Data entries
◆ ◆ ◆ ◆ ◆ ◆ ◆

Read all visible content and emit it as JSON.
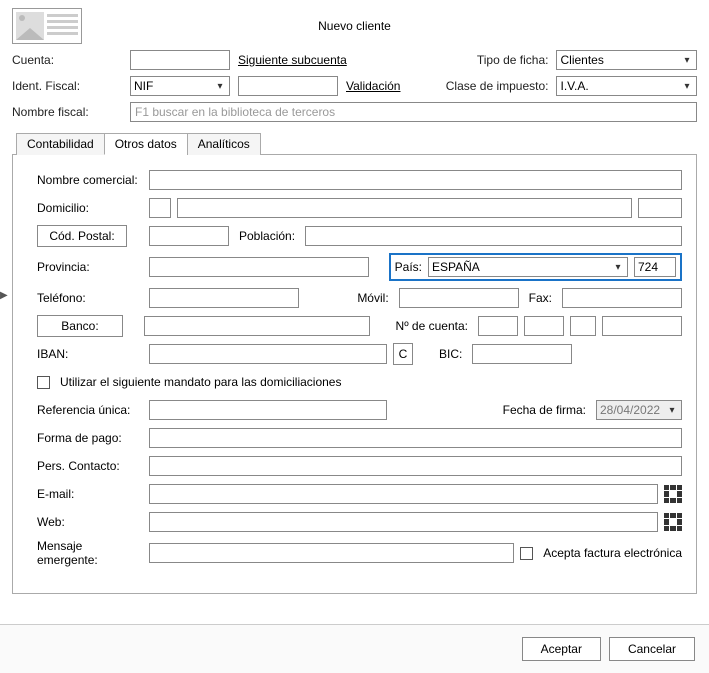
{
  "title": "Nuevo cliente",
  "top": {
    "cuenta_label": "Cuenta:",
    "siguiente_subcuenta": "Siguiente subcuenta",
    "tipo_ficha_label": "Tipo de ficha:",
    "tipo_ficha_value": "Clientes",
    "ident_fiscal_label": "Ident. Fiscal:",
    "ident_fiscal_type": "NIF",
    "validacion": "Validación",
    "clase_impuesto_label": "Clase de impuesto:",
    "clase_impuesto_value": "I.V.A.",
    "nombre_fiscal_label": "Nombre fiscal:",
    "nombre_fiscal_placeholder": "F1 buscar en la biblioteca de terceros"
  },
  "tabs": {
    "contabilidad": "Contabilidad",
    "otros_datos": "Otros datos",
    "analiticos": "Analíticos"
  },
  "otros": {
    "nombre_comercial": "Nombre comercial:",
    "domicilio": "Domicilio:",
    "cod_postal_btn": "Cód. Postal:",
    "poblacion": "Población:",
    "provincia": "Provincia:",
    "pais_label": "País:",
    "pais_value": "ESPAÑA",
    "pais_code": "724",
    "telefono": "Teléfono:",
    "movil": "Móvil:",
    "fax": "Fax:",
    "banco_btn": "Banco:",
    "n_cuenta": "Nº de cuenta:",
    "iban": "IBAN:",
    "c_btn": "C",
    "bic": "BIC:",
    "mandato_check": "Utilizar el siguiente mandato para las domiciliaciones",
    "ref_unica": "Referencia única:",
    "fecha_firma_label": "Fecha de firma:",
    "fecha_firma_value": "28/04/2022",
    "forma_pago": "Forma de pago:",
    "pers_contacto": "Pers. Contacto:",
    "email": "E-mail:",
    "web": "Web:",
    "mensaje": "Mensaje emergente:",
    "acepta_factura": "Acepta factura electrónica"
  },
  "footer": {
    "aceptar": "Aceptar",
    "cancelar": "Cancelar"
  }
}
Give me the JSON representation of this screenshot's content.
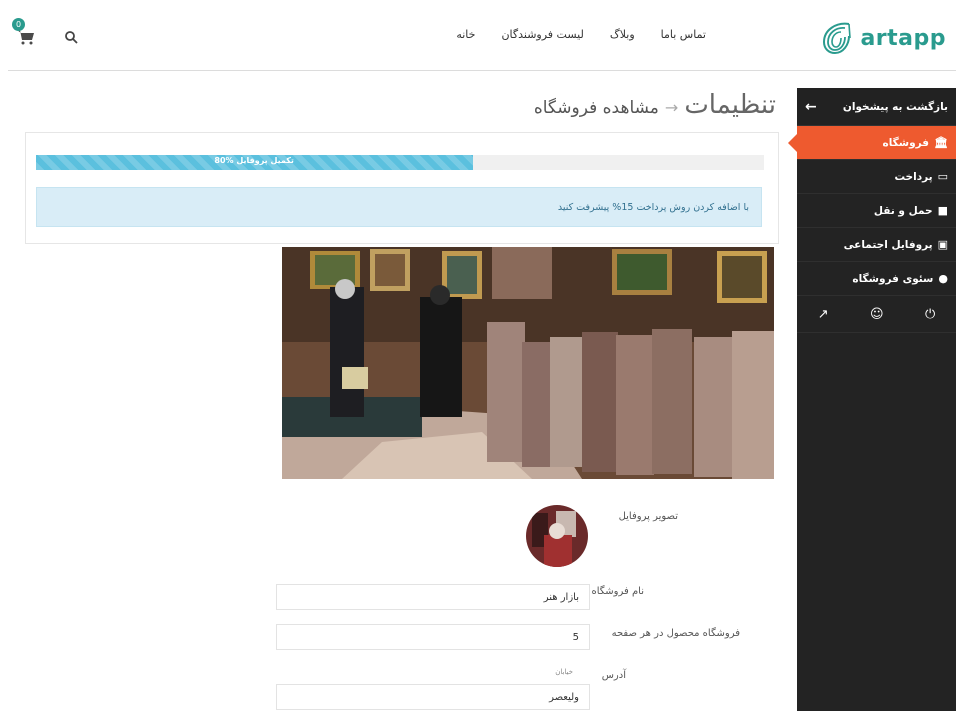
{
  "header": {
    "logo_text": "artapp",
    "nav": [
      "خانه",
      "لیست فروشندگان",
      "وبلاگ",
      "تماس باما"
    ],
    "cart_count": "0",
    "brand_color": "#2a9b8e"
  },
  "sidebar": {
    "back_label": "بازگشت به پیشخوان",
    "items": [
      {
        "label": "فروشگاه",
        "icon": "bank-icon",
        "active": true
      },
      {
        "label": "پرداخت",
        "icon": "credit-card-icon",
        "active": false
      },
      {
        "label": "حمل و نقل",
        "icon": "truck-icon",
        "active": false
      },
      {
        "label": "پروفایل اجتماعی",
        "icon": "share-icon",
        "active": false
      },
      {
        "label": "سئوی فروشگاه",
        "icon": "globe-icon",
        "active": false
      }
    ],
    "bottom_icons": [
      "external-link-icon",
      "user-icon",
      "power-icon"
    ],
    "active_color": "#ee5a2f"
  },
  "page": {
    "title": "تنظیمات",
    "separator": "→",
    "subtitle": "مشاهده فروشگاه"
  },
  "progress": {
    "label": "80% تکمیل پروفایل",
    "value": 0.6
  },
  "alert": {
    "text": "با اضافه کردن روش پرداخت 15% پیشرفت کنید"
  },
  "form": {
    "profile_photo_label": "تصویر پروفایل",
    "store_name_label": "نام فروشگاه",
    "store_name_value": "بازار هنر",
    "products_per_page_label": "فروشگاه محصول در هر صفحه",
    "products_per_page_value": "5",
    "address_label": "آدرس",
    "address_hint": "خیابان",
    "address_value": "ولیعصر"
  }
}
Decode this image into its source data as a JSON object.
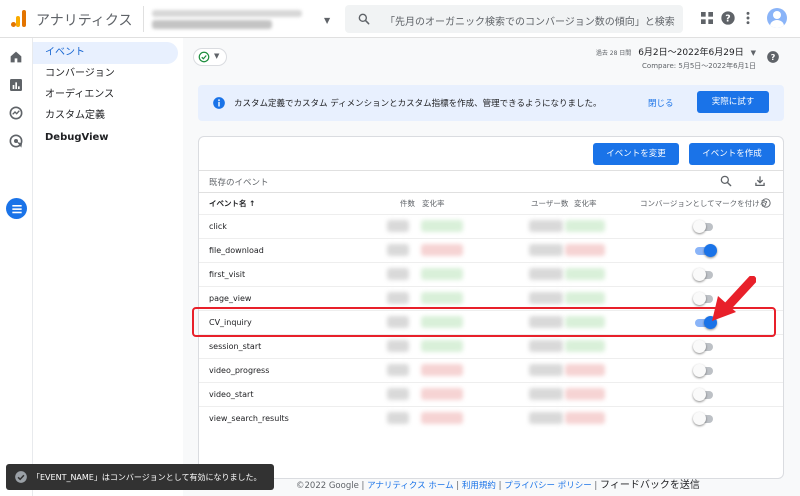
{
  "app": {
    "title": "アナリティクス"
  },
  "search": {
    "placeholder": "「先月のオーガニック検索でのコンバージョン数の傾向」と検索し..."
  },
  "topbar_icons": [
    "apps-icon",
    "help-icon",
    "more-vert-icon",
    "account-avatar"
  ],
  "left_rail": [
    "home-icon",
    "reports-icon",
    "explore-icon",
    "advertising-icon",
    "configure-icon"
  ],
  "subnav": {
    "items": [
      {
        "label": "イベント",
        "active": true
      },
      {
        "label": "コンバージョン"
      },
      {
        "label": "オーディエンス"
      },
      {
        "label": "カスタム定義"
      },
      {
        "label": "DebugView"
      }
    ]
  },
  "date_range": {
    "prefix": "過去 28 日間",
    "range": "6月2日～2022年6月29日",
    "compare": "Compare: 5月5日～2022年6月1日"
  },
  "banner": {
    "text": "カスタム定義でカスタム ディメンションとカスタム指標を作成、管理できるようになりました。",
    "close_label": "閉じる",
    "try_label": "実際に試す"
  },
  "card": {
    "modify_button": "イベントを変更",
    "create_button": "イベントを作成",
    "title": "既存のイベント",
    "columns": {
      "name": "イベント名 ↑",
      "count": "件数",
      "count_change": "変化率",
      "users": "ユーザー数",
      "users_change": "変化率",
      "conversion": "コンバージョンとしてマークを付ける"
    },
    "rows": [
      {
        "name": "click",
        "conversion": false
      },
      {
        "name": "file_download",
        "conversion": true
      },
      {
        "name": "first_visit",
        "conversion": false
      },
      {
        "name": "page_view",
        "conversion": false
      },
      {
        "name": "CV_inquiry",
        "conversion": true
      },
      {
        "name": "session_start",
        "conversion": false
      },
      {
        "name": "video_progress",
        "conversion": false
      },
      {
        "name": "video_start",
        "conversion": false
      },
      {
        "name": "view_search_results",
        "conversion": false
      }
    ]
  },
  "footer": {
    "copyright": "©2022 Google",
    "sep": " | ",
    "home": "アナリティクス ホーム",
    "terms": "利用規約",
    "privacy": "プライバシー ポリシー",
    "feedback": "フィードバックを送信"
  },
  "toast": {
    "text": "「EVENT_NAME」はコンバージョンとして有効になりました。"
  },
  "colors": {
    "accent": "#1a73e8",
    "highlight": "#e8202a",
    "toast_bg": "#323232",
    "brand": "#e37400"
  }
}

◆ ◆ ◆ ◆ ◆ ◆ ◆

→ STATED EXERCISE: Copy the listing word for word, excluding its pictures.

→ RESPONSE TO THE EXERCISE:
Read all visible content and emit it as JSON.
{
  "title": "Nuevo cliente",
  "top": {
    "cuenta_label": "Cuenta:",
    "siguiente_subcuenta": "Siguiente subcuenta",
    "tipo_ficha_label": "Tipo de ficha:",
    "tipo_ficha_value": "Clientes",
    "ident_fiscal_label": "Ident. Fiscal:",
    "ident_fiscal_type": "NIF",
    "validacion": "Validación",
    "clase_impuesto_label": "Clase de impuesto:",
    "clase_impuesto_value": "I.V.A.",
    "nombre_fiscal_label": "Nombre fiscal:",
    "nombre_fiscal_placeholder": "F1 buscar en la biblioteca de terceros"
  },
  "tabs": {
    "contabilidad": "Contabilidad",
    "otros_datos": "Otros datos",
    "analiticos": "Analíticos"
  },
  "otros": {
    "nombre_comercial": "Nombre comercial:",
    "domicilio": "Domicilio:",
    "cod_postal_btn": "Cód. Postal:",
    "poblacion": "Población:",
    "provincia": "Provincia:",
    "pais_label": "País:",
    "pais_value": "ESPAÑA",
    "pais_code": "724",
    "telefono": "Teléfono:",
    "movil": "Móvil:",
    "fax": "Fax:",
    "banco_btn": "Banco:",
    "n_cuenta": "Nº de cuenta:",
    "iban": "IBAN:",
    "c_btn": "C",
    "bic": "BIC:",
    "mandato_check": "Utilizar el siguiente mandato para las domiciliaciones",
    "ref_unica": "Referencia única:",
    "fecha_firma_label": "Fecha de firma:",
    "fecha_firma_value": "28/04/2022",
    "forma_pago": "Forma de pago:",
    "pers_contacto": "Pers. Contacto:",
    "email": "E-mail:",
    "web": "Web:",
    "mensaje": "Mensaje emergente:",
    "acepta_factura": "Acepta factura electrónica"
  },
  "footer": {
    "aceptar": "Aceptar",
    "cancelar": "Cancelar"
  }
}
Give me the JSON representation of this screenshot's content.
{
  "header": {
    "logo_text": "artapp",
    "nav": [
      "خانه",
      "لیست فروشندگان",
      "وبلاگ",
      "تماس باما"
    ],
    "cart_count": "0",
    "brand_color": "#2a9b8e"
  },
  "sidebar": {
    "back_label": "بازگشت به پیشخوان",
    "items": [
      {
        "label": "فروشگاه",
        "icon": "bank-icon",
        "active": true
      },
      {
        "label": "پرداخت",
        "icon": "credit-card-icon",
        "active": false
      },
      {
        "label": "حمل و نقل",
        "icon": "truck-icon",
        "active": false
      },
      {
        "label": "پروفایل اجتماعی",
        "icon": "share-icon",
        "active": false
      },
      {
        "label": "سئوی فروشگاه",
        "icon": "globe-icon",
        "active": false
      }
    ],
    "bottom_icons": [
      "external-link-icon",
      "user-icon",
      "power-icon"
    ],
    "active_color": "#ee5a2f"
  },
  "page": {
    "title": "تنظیمات",
    "separator": "→",
    "subtitle": "مشاهده فروشگاه"
  },
  "progress": {
    "label": "80% تکمیل پروفایل",
    "value": 0.6
  },
  "alert": {
    "text": "با اضافه کردن روش پرداخت 15% پیشرفت کنید"
  },
  "form": {
    "profile_photo_label": "تصویر پروفایل",
    "store_name_label": "نام فروشگاه",
    "store_name_value": "بازار هنر",
    "products_per_page_label": "فروشگاه محصول در هر صفحه",
    "products_per_page_value": "5",
    "address_label": "آدرس",
    "address_hint": "خیابان",
    "address_value": "ولیعصر"
  }
}
Decode this image into its source data as a JSON object.
{
  "app": {
    "title": "アナリティクス"
  },
  "search": {
    "placeholder": "「先月のオーガニック検索でのコンバージョン数の傾向」と検索し..."
  },
  "topbar_icons": [
    "apps-icon",
    "help-icon",
    "more-vert-icon",
    "account-avatar"
  ],
  "left_rail": [
    "home-icon",
    "reports-icon",
    "explore-icon",
    "advertising-icon",
    "configure-icon"
  ],
  "subnav": {
    "items": [
      {
        "label": "イベント",
        "active": true
      },
      {
        "label": "コンバージョン"
      },
      {
        "label": "オーディエンス"
      },
      {
        "label": "カスタム定義"
      },
      {
        "label": "DebugView"
      }
    ]
  },
  "date_range": {
    "prefix": "過去 28 日間",
    "range": "6月2日～2022年6月29日",
    "compare": "Compare: 5月5日～2022年6月1日"
  },
  "banner": {
    "text": "カスタム定義でカスタム ディメンションとカスタム指標を作成、管理できるようになりました。",
    "close_label": "閉じる",
    "try_label": "実際に試す"
  },
  "card": {
    "modify_button": "イベントを変更",
    "create_button": "イベントを作成",
    "title": "既存のイベント",
    "columns": {
      "name": "イベント名 ↑",
      "count": "件数",
      "count_change": "変化率",
      "users": "ユーザー数",
      "users_change": "変化率",
      "conversion": "コンバージョンとしてマークを付ける"
    },
    "rows": [
      {
        "name": "click",
        "conversion": false
      },
      {
        "name": "file_download",
        "conversion": true
      },
      {
        "name": "first_visit",
        "conversion": false
      },
      {
        "name": "page_view",
        "conversion": false
      },
      {
        "name": "CV_inquiry",
        "conversion": true
      },
      {
        "name": "session_start",
        "conversion": false
      },
      {
        "name": "video_progress",
        "conversion": false
      },
      {
        "name": "video_start",
        "conversion": false
      },
      {
        "name": "view_search_results",
        "conversion": false
      }
    ]
  },
  "footer": {
    "copyright": "©2022 Google",
    "sep": " | ",
    "home": "アナリティクス ホーム",
    "terms": "利用規約",
    "privacy": "プライバシー ポリシー",
    "feedback": "フィードバックを送信"
  },
  "toast": {
    "text": "「EVENT_NAME」はコンバージョンとして有効になりました。"
  },
  "colors": {
    "accent": "#1a73e8",
    "highlight": "#e8202a",
    "toast_bg": "#323232",
    "brand": "#e37400"
  }
}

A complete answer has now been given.